> **What to produce**
Identify every line in the records below that contains the word "screenshot", and copy each of those lines.

> **Records provided**
::::::
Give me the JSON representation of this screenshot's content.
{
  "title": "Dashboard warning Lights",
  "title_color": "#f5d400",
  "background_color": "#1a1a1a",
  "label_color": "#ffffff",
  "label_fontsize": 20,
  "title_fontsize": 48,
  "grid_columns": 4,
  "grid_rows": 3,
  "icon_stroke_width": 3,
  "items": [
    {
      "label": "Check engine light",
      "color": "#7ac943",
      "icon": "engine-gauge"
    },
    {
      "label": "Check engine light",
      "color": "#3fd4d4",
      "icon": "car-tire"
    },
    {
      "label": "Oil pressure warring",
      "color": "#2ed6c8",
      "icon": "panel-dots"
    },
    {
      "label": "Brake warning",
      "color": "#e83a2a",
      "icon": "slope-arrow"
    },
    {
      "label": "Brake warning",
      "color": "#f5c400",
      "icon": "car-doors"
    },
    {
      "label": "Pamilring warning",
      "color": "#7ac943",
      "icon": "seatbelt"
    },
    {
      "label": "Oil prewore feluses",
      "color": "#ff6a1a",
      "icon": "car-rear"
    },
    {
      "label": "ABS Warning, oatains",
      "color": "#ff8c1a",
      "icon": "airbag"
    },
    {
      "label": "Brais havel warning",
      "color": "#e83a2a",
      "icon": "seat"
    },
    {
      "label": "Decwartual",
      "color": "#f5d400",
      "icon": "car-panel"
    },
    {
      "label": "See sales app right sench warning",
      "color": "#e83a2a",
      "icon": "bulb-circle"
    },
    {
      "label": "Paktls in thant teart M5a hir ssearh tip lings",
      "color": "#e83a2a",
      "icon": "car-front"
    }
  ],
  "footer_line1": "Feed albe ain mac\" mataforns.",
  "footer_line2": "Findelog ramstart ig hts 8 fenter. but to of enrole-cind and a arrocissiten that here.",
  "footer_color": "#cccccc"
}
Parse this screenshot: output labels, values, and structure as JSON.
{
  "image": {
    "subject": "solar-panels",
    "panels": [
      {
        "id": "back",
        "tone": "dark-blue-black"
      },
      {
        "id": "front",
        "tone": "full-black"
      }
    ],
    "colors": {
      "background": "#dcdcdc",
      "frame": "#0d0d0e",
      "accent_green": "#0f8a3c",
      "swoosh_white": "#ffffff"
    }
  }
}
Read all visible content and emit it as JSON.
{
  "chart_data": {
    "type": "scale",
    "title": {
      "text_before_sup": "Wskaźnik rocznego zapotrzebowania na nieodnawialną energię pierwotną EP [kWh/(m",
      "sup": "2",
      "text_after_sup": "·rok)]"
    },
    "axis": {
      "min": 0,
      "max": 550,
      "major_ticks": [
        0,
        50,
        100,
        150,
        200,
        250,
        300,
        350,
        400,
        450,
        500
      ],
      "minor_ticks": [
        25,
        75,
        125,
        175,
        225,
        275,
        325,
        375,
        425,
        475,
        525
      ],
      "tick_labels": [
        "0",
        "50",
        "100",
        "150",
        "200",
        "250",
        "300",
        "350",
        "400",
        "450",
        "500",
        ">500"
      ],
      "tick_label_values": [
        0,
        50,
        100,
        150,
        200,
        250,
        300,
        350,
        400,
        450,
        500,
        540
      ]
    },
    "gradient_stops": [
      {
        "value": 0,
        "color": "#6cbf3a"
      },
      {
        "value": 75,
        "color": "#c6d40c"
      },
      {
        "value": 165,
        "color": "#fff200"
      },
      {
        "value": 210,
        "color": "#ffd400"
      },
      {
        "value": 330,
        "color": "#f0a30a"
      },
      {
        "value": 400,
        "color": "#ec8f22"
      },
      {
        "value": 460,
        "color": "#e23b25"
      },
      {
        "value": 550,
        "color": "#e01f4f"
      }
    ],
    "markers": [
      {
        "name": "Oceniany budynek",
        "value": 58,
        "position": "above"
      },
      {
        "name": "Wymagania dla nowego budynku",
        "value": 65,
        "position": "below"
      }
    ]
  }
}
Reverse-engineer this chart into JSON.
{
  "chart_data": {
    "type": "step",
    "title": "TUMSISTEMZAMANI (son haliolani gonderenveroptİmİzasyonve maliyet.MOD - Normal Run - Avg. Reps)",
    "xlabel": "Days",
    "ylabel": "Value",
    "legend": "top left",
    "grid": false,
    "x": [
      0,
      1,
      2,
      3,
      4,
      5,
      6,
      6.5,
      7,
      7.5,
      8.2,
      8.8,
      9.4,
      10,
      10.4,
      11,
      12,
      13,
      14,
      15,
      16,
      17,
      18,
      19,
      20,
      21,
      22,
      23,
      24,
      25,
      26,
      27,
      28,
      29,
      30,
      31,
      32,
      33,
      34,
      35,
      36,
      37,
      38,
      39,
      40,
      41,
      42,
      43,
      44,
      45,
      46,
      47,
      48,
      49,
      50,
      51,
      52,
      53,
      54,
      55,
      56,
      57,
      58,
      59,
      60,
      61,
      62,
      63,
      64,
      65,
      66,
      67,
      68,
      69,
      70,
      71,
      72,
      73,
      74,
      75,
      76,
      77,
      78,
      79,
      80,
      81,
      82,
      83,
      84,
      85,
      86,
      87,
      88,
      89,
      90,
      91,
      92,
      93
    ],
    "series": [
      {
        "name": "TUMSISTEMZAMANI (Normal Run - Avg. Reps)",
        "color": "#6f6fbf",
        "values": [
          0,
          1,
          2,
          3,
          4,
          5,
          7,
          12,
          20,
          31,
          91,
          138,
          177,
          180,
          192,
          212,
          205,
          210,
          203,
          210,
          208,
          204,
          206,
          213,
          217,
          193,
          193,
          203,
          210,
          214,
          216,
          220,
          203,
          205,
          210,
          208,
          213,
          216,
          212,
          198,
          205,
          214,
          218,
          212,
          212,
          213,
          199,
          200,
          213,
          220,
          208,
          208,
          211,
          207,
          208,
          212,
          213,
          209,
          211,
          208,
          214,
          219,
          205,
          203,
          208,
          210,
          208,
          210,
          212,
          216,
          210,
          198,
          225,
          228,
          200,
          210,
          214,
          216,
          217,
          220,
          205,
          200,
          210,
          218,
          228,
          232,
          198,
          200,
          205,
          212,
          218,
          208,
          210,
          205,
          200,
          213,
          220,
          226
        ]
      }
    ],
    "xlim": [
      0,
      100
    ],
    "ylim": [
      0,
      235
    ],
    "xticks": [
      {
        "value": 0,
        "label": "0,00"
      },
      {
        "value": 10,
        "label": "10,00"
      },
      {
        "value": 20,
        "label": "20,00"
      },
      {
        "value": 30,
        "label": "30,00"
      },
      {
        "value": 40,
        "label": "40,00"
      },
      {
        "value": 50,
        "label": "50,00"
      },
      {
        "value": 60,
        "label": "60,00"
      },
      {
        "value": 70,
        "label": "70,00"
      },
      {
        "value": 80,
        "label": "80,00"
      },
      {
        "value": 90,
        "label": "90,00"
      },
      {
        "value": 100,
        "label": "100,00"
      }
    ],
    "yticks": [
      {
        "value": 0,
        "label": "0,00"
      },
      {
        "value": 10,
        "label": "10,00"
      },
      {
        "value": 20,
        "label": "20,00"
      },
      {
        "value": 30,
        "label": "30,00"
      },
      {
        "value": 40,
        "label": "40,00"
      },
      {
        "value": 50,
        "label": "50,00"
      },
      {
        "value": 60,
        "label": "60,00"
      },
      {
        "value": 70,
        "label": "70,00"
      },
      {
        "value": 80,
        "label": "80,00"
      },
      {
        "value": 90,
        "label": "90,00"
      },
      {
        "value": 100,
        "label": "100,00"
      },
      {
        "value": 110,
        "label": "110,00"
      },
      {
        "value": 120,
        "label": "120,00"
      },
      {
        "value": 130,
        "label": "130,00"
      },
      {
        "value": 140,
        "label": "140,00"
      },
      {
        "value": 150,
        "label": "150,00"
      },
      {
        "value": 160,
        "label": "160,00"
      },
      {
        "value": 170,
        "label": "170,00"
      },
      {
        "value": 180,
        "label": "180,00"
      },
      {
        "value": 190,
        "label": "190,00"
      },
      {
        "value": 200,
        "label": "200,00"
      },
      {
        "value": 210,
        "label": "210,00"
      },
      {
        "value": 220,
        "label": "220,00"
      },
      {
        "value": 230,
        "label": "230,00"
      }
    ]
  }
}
::::::
> **Answer below**
Give me the JSON representation of this screenshot's content.
Parse this screenshot: output labels, values, and structure as JSON.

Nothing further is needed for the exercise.